- YOUR OBJECTIVE -
Every entry must be duplicated precisely as written.

- THE RECORDS -
>> Begin

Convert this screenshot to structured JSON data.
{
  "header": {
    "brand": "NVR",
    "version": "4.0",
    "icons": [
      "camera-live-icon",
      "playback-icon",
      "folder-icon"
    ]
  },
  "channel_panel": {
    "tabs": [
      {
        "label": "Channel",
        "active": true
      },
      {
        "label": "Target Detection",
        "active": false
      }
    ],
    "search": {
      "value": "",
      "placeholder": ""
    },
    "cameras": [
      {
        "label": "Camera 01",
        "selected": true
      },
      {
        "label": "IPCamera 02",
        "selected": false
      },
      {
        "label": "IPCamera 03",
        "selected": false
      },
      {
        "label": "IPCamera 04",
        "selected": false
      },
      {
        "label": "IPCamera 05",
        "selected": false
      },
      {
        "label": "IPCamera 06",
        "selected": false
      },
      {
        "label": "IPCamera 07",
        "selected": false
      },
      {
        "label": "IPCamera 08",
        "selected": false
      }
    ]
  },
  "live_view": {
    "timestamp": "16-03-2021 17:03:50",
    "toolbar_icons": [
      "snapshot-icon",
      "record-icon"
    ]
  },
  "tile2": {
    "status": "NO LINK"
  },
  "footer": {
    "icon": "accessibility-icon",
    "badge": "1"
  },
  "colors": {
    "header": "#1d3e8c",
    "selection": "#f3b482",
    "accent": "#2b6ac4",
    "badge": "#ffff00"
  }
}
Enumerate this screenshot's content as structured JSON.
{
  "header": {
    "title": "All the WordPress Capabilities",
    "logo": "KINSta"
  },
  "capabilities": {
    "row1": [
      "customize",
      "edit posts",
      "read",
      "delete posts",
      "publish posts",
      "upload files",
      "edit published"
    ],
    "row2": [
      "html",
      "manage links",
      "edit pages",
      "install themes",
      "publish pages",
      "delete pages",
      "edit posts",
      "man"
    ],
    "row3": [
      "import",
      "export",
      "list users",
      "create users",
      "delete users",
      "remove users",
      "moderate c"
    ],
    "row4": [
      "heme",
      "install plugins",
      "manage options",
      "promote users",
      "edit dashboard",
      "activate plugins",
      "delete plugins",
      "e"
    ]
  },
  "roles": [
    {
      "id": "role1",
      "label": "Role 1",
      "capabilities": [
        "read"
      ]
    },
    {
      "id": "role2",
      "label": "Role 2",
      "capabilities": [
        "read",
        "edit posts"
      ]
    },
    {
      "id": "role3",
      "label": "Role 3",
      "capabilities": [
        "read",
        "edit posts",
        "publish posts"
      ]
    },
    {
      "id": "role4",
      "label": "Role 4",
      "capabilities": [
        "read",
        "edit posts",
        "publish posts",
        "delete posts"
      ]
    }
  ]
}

>> End

- COMPLETED TASK -
Convert this screenshot to structured JSON data.
{
  "header": {
    "brand": "NVR",
    "version": "4.0",
    "icons": [
      "camera-live-icon",
      "playback-icon",
      "folder-icon"
    ]
  },
  "channel_panel": {
    "tabs": [
      {
        "label": "Channel",
        "active": true
      },
      {
        "label": "Target Detection",
        "active": false
      }
    ],
    "search": {
      "value": "",
      "placeholder": ""
    },
    "cameras": [
      {
        "label": "Camera 01",
        "selected": true
      },
      {
        "label": "IPCamera 02",
        "selected": false
      },
      {
        "label": "IPCamera 03",
        "selected": false
      },
      {
        "label": "IPCamera 04",
        "selected": false
      },
      {
        "label": "IPCamera 05",
        "selected": false
      },
      {
        "label": "IPCamera 06",
        "selected": false
      },
      {
        "label": "IPCamera 07",
        "selected": false
      },
      {
        "label": "IPCamera 08",
        "selected": false
      }
    ]
  },
  "live_view": {
    "timestamp": "16-03-2021 17:03:50",
    "toolbar_icons": [
      "snapshot-icon",
      "record-icon"
    ]
  },
  "tile2": {
    "status": "NO LINK"
  },
  "footer": {
    "icon": "accessibility-icon",
    "badge": "1"
  },
  "colors": {
    "header": "#1d3e8c",
    "selection": "#f3b482",
    "accent": "#2b6ac4",
    "badge": "#ffff00"
  }
}
Enumerate this screenshot's content as structured JSON.
{
  "header": {
    "title": "All the WordPress Capabilities",
    "logo": "KINSta"
  },
  "capabilities": {
    "row1": [
      "customize",
      "edit posts",
      "read",
      "delete posts",
      "publish posts",
      "upload files",
      "edit published"
    ],
    "row2": [
      "html",
      "manage links",
      "edit pages",
      "install themes",
      "publish pages",
      "delete pages",
      "edit posts",
      "man"
    ],
    "row3": [
      "import",
      "export",
      "list users",
      "create users",
      "delete users",
      "remove users",
      "moderate c"
    ],
    "row4": [
      "heme",
      "install plugins",
      "manage options",
      "promote users",
      "edit dashboard",
      "activate plugins",
      "delete plugins",
      "e"
    ]
  },
  "roles": [
    {
      "id": "role1",
      "label": "Role 1",
      "capabilities": [
        "read"
      ]
    },
    {
      "id": "role2",
      "label": "Role 2",
      "capabilities": [
        "read",
        "edit posts"
      ]
    },
    {
      "id": "role3",
      "label": "Role 3",
      "capabilities": [
        "read",
        "edit posts",
        "publish posts"
      ]
    },
    {
      "id": "role4",
      "label": "Role 4",
      "capabilities": [
        "read",
        "edit posts",
        "publish posts",
        "delete posts"
      ]
    }
  ]
}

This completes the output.